### [WHAT TO WORK ON]
Repeat the entries below exactly as they appear, with no pictures.

────────────────────────────────────────

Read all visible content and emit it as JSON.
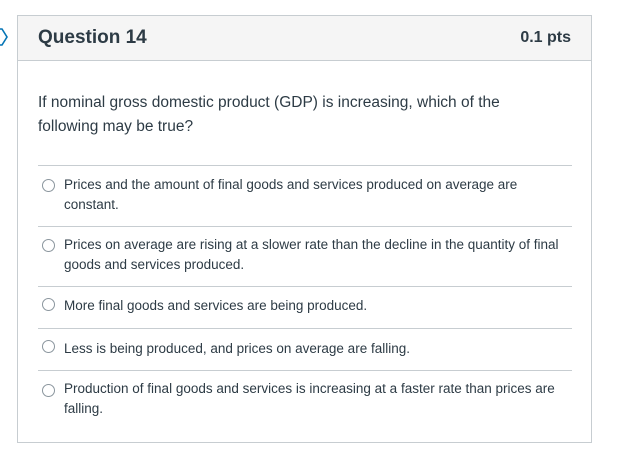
{
  "question": {
    "title": "Question 14",
    "points": "0.1 pts",
    "text": "If nominal gross domestic product (GDP) is increasing, which of the following may be true?"
  },
  "answers": [
    {
      "label": "Prices and the amount of final goods and services produced on average are constant.",
      "selected": false
    },
    {
      "label": "Prices on average are rising at a slower rate than the decline in the quantity of final goods and services produced.",
      "selected": false
    },
    {
      "label": "More final goods and services are being produced.",
      "selected": false
    },
    {
      "label": "Less is being produced, and prices on average are falling.",
      "selected": false
    },
    {
      "label": "Production of final goods and services is increasing at a faster rate than prices are falling.",
      "selected": false
    }
  ],
  "icons": {
    "flag": "flag-icon"
  },
  "colors": {
    "header_bg": "#f5f5f5",
    "border": "#c7cdd1",
    "text": "#2d3b45",
    "flag": "#0374b5"
  }
}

────────────────────────────────────────

### [SOLUTION TO THE EXERCISE]
Read all visible content and emit it as JSON.
{
  "question": {
    "title": "Question 14",
    "points": "0.1 pts",
    "text": "If nominal gross domestic product (GDP) is increasing, which of the following may be true?"
  },
  "answers": [
    {
      "label": "Prices and the amount of final goods and services produced on average are constant.",
      "selected": false
    },
    {
      "label": "Prices on average are rising at a slower rate than the decline in the quantity of final goods and services produced.",
      "selected": false
    },
    {
      "label": "More final goods and services are being produced.",
      "selected": false
    },
    {
      "label": "Less is being produced, and prices on average are falling.",
      "selected": false
    },
    {
      "label": "Production of final goods and services is increasing at a faster rate than prices are falling.",
      "selected": false
    }
  ],
  "icons": {
    "flag": "flag-icon"
  },
  "colors": {
    "header_bg": "#f5f5f5",
    "border": "#c7cdd1",
    "text": "#2d3b45",
    "flag": "#0374b5"
  }
}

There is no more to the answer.